* Text excerpt *

::::::::::

Re: Adding basic NUMA awareness - Mailing list pgsql-hackers

From Alexey Makhmutov
Subject Re: Adding basic NUMA awareness
Date
Msg-id bf95094a-77c2-46cf-913a-443f7419bc79@postgrespro.ru
Whole thread Raw
In response to Re: Adding basic NUMA awareness  (Tomas Vondra <tomas@vondra.me>)
Responses Re: Adding basic NUMA awareness
List pgsql-hackers
Hi Tomas,

Thank you very much for working on this problem and the entire line of 
patches prepared! I've tried to play with these patches a little and 
here are some my observations and suggestions.

::::::::::

* Data lines *

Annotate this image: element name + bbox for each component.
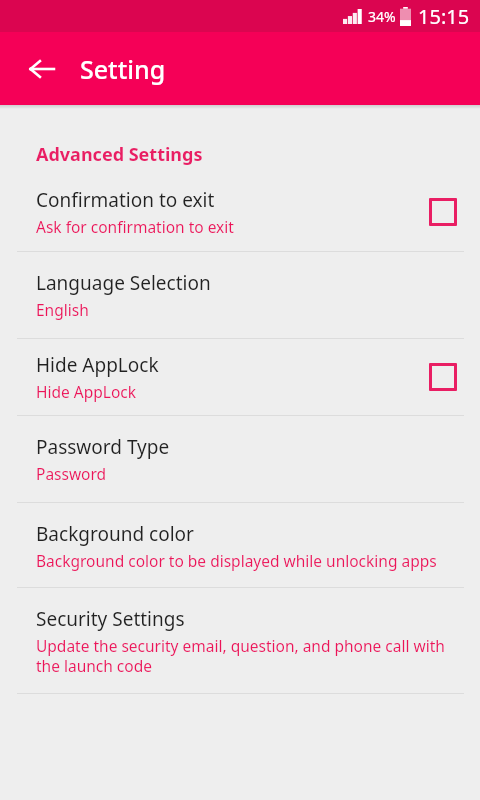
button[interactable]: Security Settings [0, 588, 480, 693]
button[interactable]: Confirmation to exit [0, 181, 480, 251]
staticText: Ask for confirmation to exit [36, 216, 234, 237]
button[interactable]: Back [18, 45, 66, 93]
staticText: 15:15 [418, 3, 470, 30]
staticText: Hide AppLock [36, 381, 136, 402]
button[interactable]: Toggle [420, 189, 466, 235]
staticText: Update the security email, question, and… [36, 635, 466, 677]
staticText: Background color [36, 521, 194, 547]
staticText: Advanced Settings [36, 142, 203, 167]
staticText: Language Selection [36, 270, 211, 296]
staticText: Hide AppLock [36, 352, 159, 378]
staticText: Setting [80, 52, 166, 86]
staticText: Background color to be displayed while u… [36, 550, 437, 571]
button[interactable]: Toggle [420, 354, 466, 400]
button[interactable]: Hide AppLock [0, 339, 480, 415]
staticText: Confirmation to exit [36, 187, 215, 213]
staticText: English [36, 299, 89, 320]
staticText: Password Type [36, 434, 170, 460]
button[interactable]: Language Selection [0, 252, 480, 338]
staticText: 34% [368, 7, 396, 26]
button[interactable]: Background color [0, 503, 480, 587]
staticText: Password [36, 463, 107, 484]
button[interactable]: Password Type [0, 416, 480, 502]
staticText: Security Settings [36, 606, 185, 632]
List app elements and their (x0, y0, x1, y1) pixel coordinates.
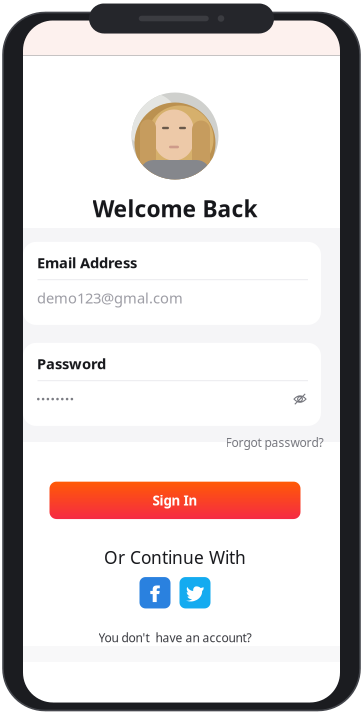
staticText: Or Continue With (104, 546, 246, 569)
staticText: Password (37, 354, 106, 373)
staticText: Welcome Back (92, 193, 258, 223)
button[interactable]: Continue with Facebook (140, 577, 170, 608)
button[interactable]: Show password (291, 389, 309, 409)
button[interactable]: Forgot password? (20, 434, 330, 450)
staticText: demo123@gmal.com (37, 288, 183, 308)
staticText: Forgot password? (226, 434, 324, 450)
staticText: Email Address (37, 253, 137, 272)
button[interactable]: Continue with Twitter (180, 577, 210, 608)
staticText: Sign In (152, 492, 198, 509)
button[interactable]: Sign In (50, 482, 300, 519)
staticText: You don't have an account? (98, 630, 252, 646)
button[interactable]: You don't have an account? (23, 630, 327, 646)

::::::::::

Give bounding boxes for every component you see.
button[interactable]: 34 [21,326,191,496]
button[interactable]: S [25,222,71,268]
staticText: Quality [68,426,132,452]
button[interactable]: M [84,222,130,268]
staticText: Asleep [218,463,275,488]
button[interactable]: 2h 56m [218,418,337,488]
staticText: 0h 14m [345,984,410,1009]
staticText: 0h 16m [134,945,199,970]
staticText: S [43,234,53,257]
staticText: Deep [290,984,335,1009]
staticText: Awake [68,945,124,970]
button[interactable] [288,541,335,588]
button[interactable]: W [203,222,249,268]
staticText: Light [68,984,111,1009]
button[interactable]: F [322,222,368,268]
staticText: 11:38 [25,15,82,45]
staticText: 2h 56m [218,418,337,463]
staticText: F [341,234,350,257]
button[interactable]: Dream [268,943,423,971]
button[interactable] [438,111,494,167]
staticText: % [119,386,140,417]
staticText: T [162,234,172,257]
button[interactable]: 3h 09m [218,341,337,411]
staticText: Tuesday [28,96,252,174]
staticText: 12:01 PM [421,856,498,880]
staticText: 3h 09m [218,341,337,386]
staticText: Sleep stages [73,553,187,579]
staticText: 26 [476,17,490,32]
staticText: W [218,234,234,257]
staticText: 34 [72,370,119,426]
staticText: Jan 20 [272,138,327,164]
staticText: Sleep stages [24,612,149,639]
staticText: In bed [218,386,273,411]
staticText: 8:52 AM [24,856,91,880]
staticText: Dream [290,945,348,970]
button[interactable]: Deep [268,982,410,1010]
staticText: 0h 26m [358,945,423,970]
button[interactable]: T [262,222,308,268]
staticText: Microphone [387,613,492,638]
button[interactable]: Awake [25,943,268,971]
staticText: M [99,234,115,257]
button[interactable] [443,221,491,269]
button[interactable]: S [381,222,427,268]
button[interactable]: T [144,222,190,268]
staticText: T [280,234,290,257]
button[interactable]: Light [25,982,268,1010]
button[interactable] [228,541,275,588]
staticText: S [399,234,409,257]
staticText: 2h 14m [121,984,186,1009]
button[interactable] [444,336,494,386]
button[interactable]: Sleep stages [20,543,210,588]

::::::::::

* Given request 1 *
Please decide whether each statement below agrees with the NUMA awareness mailing-list message above, answering yes or no and quoting the deciding words: (a) Tomas Vondra sent the message. (b) The message's subject line is "Re: Adding basic NUMA awareness". (c) The writer says they have tried the patches.
* Given request 2 *
Carry on the NUMA awareness mailing-list message from its last sentence.

* Final answer 1 *
(a) No: "From Alexey Makhmutov"
(b) Yes: "Subject Re: Adding basic NUMA awareness"
(c) Yes: "I've tried to play with these patches a little"

* Final answer 2 *
In the current implementation we try to use all available NUMA nodes on 
the machine, however it's often useful to limit the database only to a 
set of specific nodes, so that other nodes can be used for other 
processes. In my testing I was trying to use one node out of four for 
the client program, so I'd liked to limit the database to the remaining 
nodes. I use a systemd service with AllowedMemoryNodes/AllowedCPUs to 
start the cluster, so the obvious choice for me was to use the 
'numa_get_membind' function instead of 'numa_num_configured_nodes' to 
get the list of usable nodes. However, it is much easier to work with 
logical nodes in the [0; n] range inside the PG code, so I've decided to 
add mapping between 'logical nodes' (0-n in PG) to a set of physical 
nodes actually returned by 'numa_get_membind'. We may need to map number 
in both directions, so two translation tables are allocated and filled 
at the first usage of 'pg_numa' functions. It also seems to be a good 
idea to isolate all 'libnuma' calls inside 'pg_numa.c', so to keep all 
'numa_...' calls in it and this also allows us to hide this mapping in 
static functions. Here is the patch, which I've used to test this idea: 
https://github.com/Lerm/postgres/commit/9ec625c2bf564f5432375ec1d7ad02e4b2559161.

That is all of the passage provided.